◆ Supplied data ◆
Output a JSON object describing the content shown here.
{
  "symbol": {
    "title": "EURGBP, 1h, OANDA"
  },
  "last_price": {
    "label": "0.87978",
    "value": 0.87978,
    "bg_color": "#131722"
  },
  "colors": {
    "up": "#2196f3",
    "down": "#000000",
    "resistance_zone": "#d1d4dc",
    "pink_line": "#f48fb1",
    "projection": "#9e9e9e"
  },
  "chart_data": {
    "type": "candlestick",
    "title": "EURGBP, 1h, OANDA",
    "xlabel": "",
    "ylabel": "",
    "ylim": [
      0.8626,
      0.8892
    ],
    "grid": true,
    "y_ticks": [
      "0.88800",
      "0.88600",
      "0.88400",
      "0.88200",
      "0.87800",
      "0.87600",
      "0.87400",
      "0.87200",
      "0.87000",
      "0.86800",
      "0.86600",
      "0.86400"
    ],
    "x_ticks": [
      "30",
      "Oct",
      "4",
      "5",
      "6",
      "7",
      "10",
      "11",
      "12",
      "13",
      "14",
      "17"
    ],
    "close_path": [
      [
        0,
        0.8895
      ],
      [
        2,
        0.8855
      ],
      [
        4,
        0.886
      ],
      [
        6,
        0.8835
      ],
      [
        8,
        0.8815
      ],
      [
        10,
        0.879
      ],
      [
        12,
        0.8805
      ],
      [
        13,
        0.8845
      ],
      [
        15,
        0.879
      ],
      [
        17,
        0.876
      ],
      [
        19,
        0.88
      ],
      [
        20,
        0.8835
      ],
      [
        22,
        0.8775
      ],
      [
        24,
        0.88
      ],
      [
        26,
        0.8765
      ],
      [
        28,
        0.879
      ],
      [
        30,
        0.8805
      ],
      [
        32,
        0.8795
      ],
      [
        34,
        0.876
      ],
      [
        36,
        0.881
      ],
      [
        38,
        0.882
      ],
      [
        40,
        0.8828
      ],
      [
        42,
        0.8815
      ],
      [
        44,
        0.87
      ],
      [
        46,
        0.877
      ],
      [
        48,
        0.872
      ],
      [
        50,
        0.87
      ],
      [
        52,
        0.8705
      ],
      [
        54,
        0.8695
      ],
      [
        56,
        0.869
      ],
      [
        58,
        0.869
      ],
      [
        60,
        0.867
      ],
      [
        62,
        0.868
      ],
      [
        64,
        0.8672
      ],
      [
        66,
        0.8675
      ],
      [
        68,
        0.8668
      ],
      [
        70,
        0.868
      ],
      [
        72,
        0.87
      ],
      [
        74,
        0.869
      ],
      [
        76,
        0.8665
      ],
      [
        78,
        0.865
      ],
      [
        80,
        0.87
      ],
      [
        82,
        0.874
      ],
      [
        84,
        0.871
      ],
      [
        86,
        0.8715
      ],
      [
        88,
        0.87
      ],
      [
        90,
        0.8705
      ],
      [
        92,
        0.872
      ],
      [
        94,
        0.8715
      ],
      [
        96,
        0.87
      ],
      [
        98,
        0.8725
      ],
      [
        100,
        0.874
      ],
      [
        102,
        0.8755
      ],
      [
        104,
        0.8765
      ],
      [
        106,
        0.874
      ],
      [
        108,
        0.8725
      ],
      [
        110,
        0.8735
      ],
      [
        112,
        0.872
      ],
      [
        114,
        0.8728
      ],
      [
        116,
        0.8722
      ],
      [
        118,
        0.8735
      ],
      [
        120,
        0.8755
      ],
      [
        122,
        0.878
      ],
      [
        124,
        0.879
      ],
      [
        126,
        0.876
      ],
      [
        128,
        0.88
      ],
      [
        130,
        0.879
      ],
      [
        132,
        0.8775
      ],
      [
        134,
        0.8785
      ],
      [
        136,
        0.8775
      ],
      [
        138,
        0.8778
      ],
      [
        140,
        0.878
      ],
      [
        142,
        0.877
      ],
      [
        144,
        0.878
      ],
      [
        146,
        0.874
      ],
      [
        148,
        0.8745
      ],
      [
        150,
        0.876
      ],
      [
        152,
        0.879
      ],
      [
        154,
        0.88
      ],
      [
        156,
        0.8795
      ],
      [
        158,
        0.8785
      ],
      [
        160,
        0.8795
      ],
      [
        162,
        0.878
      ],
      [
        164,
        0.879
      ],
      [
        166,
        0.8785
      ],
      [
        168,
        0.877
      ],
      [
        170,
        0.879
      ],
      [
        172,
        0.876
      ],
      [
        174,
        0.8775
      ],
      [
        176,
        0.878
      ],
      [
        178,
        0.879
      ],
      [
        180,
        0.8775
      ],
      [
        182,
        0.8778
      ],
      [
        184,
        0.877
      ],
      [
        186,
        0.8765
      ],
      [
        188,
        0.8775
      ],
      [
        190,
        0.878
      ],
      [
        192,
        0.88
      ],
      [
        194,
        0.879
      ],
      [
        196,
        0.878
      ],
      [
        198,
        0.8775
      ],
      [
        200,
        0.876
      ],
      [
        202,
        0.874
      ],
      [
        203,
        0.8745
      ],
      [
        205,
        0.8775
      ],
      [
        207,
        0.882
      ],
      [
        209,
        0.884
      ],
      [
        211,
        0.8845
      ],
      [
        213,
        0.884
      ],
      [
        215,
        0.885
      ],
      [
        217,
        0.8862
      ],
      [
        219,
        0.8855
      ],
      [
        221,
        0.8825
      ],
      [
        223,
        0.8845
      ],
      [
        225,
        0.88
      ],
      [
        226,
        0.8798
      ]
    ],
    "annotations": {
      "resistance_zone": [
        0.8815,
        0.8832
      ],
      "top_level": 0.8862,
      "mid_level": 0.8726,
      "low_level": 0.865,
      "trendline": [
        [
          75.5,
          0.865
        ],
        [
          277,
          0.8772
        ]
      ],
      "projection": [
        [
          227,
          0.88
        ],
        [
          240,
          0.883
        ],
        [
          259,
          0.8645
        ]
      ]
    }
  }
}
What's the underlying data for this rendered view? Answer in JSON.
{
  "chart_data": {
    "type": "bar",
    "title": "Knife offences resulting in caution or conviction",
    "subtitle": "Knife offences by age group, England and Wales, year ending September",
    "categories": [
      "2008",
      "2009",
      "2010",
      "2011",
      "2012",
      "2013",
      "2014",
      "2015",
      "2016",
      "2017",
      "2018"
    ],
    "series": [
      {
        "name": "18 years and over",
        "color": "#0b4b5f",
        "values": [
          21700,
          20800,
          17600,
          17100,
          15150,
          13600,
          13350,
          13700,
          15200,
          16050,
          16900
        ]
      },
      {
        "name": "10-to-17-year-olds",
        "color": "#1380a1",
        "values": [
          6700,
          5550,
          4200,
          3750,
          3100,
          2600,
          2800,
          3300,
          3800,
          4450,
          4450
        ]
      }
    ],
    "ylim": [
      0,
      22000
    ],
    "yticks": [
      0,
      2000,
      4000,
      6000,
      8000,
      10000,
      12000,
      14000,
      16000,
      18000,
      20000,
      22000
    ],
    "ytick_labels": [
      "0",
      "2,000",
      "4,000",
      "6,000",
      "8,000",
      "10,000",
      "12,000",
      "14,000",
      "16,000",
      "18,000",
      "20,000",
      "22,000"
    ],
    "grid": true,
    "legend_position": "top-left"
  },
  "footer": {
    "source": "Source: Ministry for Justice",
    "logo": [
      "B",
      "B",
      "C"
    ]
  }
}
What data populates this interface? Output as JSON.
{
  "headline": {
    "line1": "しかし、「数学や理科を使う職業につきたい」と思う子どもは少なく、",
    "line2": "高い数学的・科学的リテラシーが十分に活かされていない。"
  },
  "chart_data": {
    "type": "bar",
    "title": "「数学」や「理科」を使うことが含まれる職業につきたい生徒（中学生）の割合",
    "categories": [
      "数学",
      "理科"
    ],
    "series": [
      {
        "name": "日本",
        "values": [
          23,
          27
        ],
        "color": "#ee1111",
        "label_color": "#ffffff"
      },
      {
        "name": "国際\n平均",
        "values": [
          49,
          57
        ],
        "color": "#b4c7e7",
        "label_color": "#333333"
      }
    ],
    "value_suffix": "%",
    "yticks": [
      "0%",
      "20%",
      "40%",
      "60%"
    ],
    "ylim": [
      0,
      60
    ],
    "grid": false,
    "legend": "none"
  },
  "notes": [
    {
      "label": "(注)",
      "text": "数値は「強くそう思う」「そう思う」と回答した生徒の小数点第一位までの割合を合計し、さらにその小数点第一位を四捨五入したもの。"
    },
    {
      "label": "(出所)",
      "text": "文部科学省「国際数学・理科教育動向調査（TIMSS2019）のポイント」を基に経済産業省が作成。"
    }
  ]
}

◆ Task to complete ◆
Copy out exactly the lines running from the line with "What data populates" to the end of the records, inclusive.

◆ Output of the exercise ◆
What data populates this interface? Output as JSON.
{
  "headline": {
    "line1": "しかし、「数学や理科を使う職業につきたい」と思う子どもは少なく、",
    "line2": "高い数学的・科学的リテラシーが十分に活かされていない。"
  },
  "chart_data": {
    "type": "bar",
    "title": "「数学」や「理科」を使うことが含まれる職業につきたい生徒（中学生）の割合",
    "categories": [
      "数学",
      "理科"
    ],
    "series": [
      {
        "name": "日本",
        "values": [
          23,
          27
        ],
        "color": "#ee1111",
        "label_color": "#ffffff"
      },
      {
        "name": "国際\n平均",
        "values": [
          49,
          57
        ],
        "color": "#b4c7e7",
        "label_color": "#333333"
      }
    ],
    "value_suffix": "%",
    "yticks": [
      "0%",
      "20%",
      "40%",
      "60%"
    ],
    "ylim": [
      0,
      60
    ],
    "grid": false,
    "legend": "none"
  },
  "notes": [
    {
      "label": "(注)",
      "text": "数値は「強くそう思う」「そう思う」と回答した生徒の小数点第一位までの割合を合計し、さらにその小数点第一位を四捨五入したもの。"
    },
    {
      "label": "(出所)",
      "text": "文部科学省「国際数学・理科教育動向調査（TIMSS2019）のポイント」を基に経済産業省が作成。"
    }
  ]
}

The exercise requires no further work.